[Provided text]

Saturday, August 18, 2012

A hypocrite no more!

Okay, it's confession time.

I read Fifty Shades.

WAIT! WAIT! WAIT! Before you click "unfollow", change your Summer on the Short Bus Good Read's status to "NO FREAKING WAY", and scrub your eyes with Comet, let me explain myself.


A few weeks ago I had the pleasure of joining some dear writer friends *waves* in Vegas for a long weekend. Within the first few hours of our meet n' greet, Fifty Shades came up in conversation--though it wasn't because it was an orgasmic literary experience we had to share with one another. It was because we simply couldn't get away from it.

Some of us were surrounded by fellow Southwest Airlines flyers too engulfed in the deep prose ...  throating ... um... *scratches chin* Okay, some were just too engaged by the book to catch the bag of courtesy peanuts thrown at them, while others of us were bombarded by emcees of the 80's bar inside the Venetian hotel who, upon learning we were authors, asked if we'd read Fifty Shades, OR, find something to hang on to, questioned if our book was anything like Fifty Shades. (I can still taste the bitter taste of vomit in my mouth from that one.) Somehow E.L. James had taken down Celine and Wayne Newton and had complete ownership of Vegas--the chick was everywhere.

Like the good, professional, talented writers they are, none of the girls I was traveling with had read Fifty Shades, including me. But I do have a couple of pals at work who have read it, and knew more or less what the story was about. Because I'd heard plenty of negatives from the work crew, and am fairly active in the blogosphere, I knew darn well what people were saying about this book, the author, and the writing--which is why I had no problem poo-pooing it to anyone who might mention it to me. In Vegas or at home.

Then something happened about a week ago that changed my mind and I decided if I was going to bash Fifty Shades, I should at least read it first.

[/Provided text]
[Supplied entries]

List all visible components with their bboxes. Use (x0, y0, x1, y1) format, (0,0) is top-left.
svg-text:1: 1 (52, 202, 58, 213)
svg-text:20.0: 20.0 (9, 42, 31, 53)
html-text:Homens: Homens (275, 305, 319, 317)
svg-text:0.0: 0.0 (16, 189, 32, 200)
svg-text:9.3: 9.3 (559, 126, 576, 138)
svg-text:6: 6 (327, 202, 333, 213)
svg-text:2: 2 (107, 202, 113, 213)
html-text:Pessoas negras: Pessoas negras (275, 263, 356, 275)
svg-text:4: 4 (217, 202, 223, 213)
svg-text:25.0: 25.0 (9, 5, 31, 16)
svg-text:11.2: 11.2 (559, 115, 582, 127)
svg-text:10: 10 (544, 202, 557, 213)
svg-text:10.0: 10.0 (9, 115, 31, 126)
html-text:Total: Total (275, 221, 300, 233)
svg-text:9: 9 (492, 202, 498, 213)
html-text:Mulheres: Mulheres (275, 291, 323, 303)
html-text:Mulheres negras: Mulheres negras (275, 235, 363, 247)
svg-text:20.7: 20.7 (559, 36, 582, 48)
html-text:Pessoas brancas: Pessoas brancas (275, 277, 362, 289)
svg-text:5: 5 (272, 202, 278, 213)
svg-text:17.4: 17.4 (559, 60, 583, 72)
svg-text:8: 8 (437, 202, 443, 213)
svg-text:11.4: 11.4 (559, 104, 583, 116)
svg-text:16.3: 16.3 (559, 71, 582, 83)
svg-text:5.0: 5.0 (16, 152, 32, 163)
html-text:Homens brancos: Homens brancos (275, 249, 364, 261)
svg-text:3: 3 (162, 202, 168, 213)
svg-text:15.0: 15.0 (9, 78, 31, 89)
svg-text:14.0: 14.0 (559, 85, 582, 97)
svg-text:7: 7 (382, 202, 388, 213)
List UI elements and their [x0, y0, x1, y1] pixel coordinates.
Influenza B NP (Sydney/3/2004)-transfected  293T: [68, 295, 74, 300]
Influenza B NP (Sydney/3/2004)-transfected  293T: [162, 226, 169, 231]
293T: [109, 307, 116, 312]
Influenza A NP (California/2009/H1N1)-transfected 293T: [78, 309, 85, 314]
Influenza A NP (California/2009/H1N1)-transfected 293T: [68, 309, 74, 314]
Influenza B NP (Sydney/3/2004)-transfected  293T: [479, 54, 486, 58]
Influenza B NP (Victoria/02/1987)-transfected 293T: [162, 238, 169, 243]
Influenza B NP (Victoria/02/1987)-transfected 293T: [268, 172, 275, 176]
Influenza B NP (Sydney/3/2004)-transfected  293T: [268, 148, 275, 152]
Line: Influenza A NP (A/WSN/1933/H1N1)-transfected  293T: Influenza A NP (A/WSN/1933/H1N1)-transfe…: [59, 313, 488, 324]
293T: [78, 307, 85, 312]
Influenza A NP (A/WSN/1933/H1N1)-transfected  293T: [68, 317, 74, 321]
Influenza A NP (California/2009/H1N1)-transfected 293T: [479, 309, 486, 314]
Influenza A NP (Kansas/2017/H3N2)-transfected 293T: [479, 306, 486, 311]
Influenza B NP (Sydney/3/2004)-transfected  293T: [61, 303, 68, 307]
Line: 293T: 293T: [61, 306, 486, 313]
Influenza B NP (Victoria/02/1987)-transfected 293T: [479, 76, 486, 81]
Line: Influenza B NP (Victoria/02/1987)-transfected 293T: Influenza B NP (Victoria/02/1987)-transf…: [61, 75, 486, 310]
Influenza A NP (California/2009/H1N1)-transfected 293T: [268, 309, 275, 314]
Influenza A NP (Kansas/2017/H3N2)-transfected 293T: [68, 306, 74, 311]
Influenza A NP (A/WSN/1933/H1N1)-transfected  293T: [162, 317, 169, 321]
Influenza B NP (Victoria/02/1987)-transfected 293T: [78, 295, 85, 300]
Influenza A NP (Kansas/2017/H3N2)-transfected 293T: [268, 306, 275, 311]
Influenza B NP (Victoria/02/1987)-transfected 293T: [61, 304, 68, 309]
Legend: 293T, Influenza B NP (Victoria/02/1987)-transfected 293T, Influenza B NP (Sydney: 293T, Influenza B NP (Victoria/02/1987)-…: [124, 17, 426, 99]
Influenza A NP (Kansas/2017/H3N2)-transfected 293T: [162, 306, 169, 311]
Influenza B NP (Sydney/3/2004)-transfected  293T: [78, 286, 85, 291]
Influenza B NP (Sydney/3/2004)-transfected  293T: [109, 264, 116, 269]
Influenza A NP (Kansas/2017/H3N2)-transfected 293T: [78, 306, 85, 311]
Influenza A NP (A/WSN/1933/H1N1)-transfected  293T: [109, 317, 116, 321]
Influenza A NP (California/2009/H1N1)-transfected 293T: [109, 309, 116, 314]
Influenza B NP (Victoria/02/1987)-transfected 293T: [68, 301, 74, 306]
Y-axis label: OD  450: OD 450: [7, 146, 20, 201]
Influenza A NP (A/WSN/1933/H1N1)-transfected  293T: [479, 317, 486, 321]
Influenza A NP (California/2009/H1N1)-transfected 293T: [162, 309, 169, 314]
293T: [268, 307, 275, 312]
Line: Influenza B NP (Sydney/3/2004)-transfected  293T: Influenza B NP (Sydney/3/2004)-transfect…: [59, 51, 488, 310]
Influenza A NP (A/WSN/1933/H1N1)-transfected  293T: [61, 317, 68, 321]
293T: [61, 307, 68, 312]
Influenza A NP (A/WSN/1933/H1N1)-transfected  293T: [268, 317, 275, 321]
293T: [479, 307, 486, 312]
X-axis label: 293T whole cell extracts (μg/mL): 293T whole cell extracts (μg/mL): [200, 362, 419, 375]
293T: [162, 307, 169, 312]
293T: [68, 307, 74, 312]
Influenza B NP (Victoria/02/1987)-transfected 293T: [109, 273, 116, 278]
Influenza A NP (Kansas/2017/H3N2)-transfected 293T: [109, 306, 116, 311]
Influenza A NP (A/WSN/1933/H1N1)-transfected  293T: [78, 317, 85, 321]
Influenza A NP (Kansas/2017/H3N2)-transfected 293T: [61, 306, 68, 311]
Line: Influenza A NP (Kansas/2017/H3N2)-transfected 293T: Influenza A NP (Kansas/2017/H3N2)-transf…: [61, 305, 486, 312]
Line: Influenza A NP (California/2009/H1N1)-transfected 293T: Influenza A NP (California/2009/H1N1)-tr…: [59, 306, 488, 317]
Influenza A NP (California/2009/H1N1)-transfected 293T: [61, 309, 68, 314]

[/Supplied entries]

What you will do
1. According to the blog post about reading Fifty Shades, which hotel housed the 80's bar where emcees asked the writers about the book?
2. Summarize the blog post about reading Fifty Shades in two sentences.
3. Rewrite the paragraph of the blog post beginning "Like the good, professional, talented writers they are" as a short bulleted list that keeps its main facts.
The data items were taken from a different source than the blog post.

Solutions per task
1. The Venetian hotel.

2. The writer confesses to having read Fifty Shades, explaining that during a Vegas weekend with writer friends the book came up constantly, on flights and from bar emcees who asked whether the authors' work resembled it. Although the writer had earlier dismissed the book based on coworkers' complaints and online criticism, something about a week before the post led to the decision to read it before bashing it.

3.
- None of the writers on the trip, including the author, had read Fifty Shades.
- A couple of the author's coworkers had read it and knew roughly what it was about.
- Negative reports from those coworkers and activity in the blogosphere made the author well aware of criticism of the book, its author, and its writing.
- As a result, the author readily dismissed the book whenever anyone mentioned it, in Vegas or at home.